▸ **Written problem**
Where a line contains the word "октября", copy that line in full.

▸ **Task data**
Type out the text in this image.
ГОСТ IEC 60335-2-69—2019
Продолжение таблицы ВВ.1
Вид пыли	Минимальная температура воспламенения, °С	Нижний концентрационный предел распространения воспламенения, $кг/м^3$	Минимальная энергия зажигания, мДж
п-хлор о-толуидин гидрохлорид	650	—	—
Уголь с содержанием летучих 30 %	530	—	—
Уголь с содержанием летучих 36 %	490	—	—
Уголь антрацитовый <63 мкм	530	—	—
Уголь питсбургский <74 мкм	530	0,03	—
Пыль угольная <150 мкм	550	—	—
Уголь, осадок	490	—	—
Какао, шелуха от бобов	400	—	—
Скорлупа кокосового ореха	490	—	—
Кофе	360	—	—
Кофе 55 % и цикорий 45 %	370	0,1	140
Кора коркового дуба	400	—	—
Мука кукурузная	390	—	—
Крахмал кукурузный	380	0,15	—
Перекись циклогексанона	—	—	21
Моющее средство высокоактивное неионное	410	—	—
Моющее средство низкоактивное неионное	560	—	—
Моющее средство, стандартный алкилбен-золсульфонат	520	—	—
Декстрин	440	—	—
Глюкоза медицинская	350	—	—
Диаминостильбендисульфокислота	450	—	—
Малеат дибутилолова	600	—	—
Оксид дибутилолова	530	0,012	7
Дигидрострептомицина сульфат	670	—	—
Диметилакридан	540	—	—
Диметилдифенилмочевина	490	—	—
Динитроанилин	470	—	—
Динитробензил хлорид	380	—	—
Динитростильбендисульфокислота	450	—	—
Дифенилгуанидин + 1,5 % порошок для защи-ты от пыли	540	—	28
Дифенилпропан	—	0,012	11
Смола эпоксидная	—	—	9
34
==
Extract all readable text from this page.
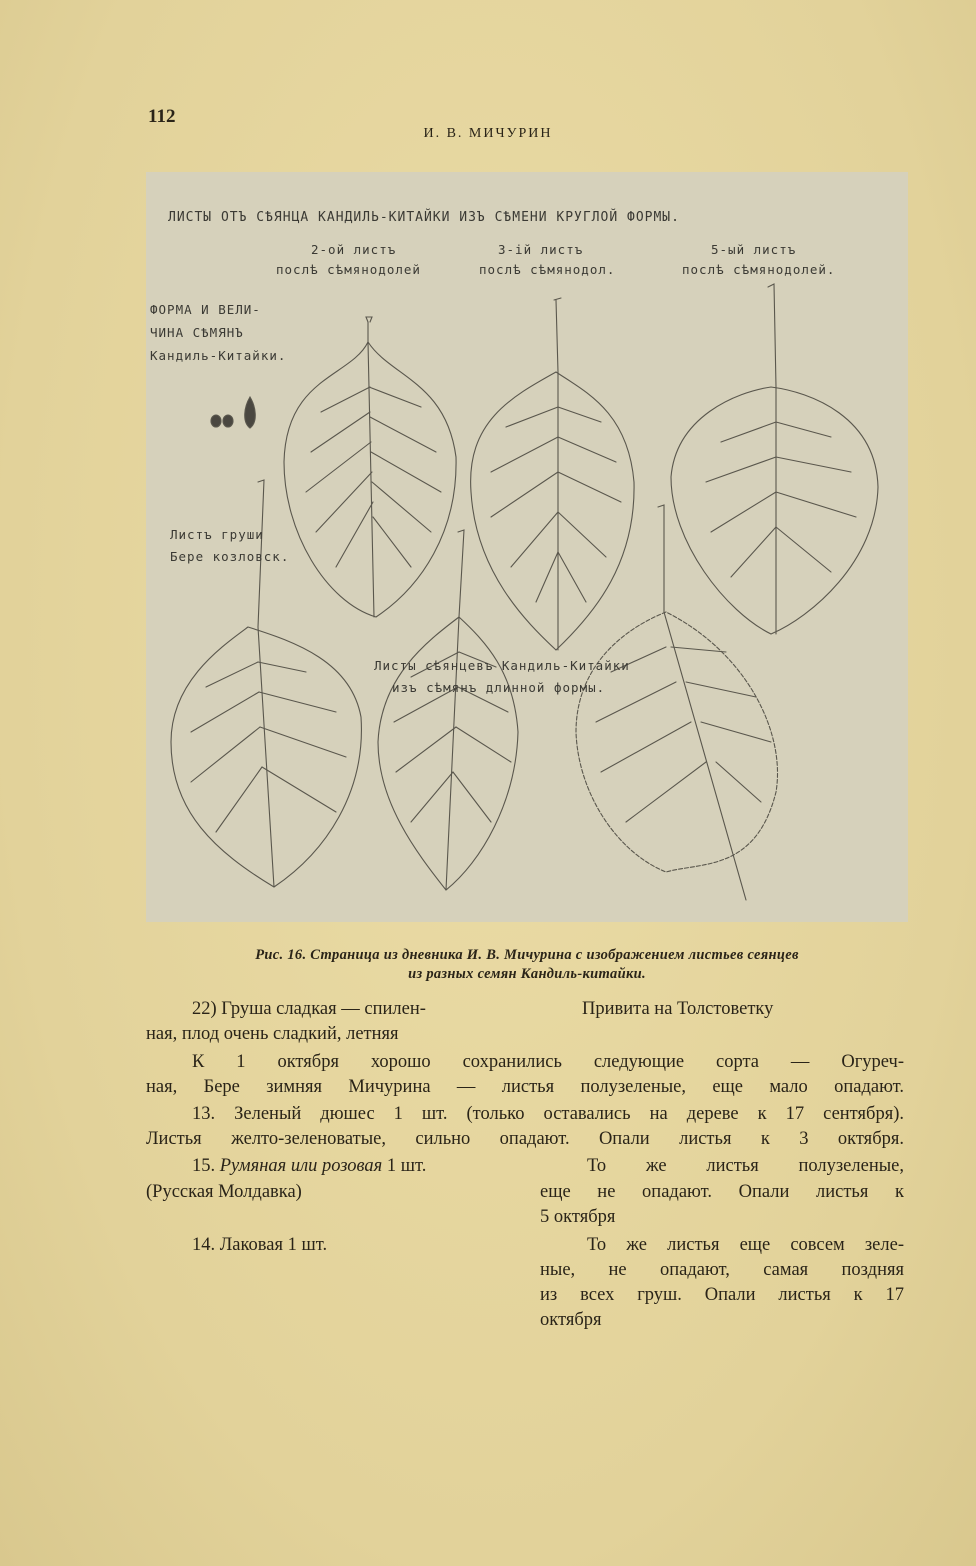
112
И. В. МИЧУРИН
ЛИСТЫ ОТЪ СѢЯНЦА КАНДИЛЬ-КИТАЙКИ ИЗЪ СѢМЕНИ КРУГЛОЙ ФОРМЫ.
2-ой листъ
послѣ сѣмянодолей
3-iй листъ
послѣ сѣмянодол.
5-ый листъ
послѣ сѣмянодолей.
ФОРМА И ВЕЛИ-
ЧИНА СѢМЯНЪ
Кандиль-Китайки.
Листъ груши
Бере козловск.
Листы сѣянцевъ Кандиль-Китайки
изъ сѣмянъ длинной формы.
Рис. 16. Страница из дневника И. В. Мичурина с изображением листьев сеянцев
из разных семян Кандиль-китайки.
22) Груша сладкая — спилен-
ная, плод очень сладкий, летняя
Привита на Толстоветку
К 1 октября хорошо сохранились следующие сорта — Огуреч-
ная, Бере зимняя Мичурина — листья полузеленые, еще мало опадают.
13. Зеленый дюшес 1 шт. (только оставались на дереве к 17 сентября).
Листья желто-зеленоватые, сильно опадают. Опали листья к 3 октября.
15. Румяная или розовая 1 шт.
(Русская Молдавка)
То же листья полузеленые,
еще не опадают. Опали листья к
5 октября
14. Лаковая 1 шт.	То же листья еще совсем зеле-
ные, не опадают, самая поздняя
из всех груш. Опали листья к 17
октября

▸ **Full answer**
К 1 октября хорошо сохранились следующие сорта — Огуреч-
Листья желто-зеленоватые, сильно опадают. Опали листья к 3 октября.
5 октября
октября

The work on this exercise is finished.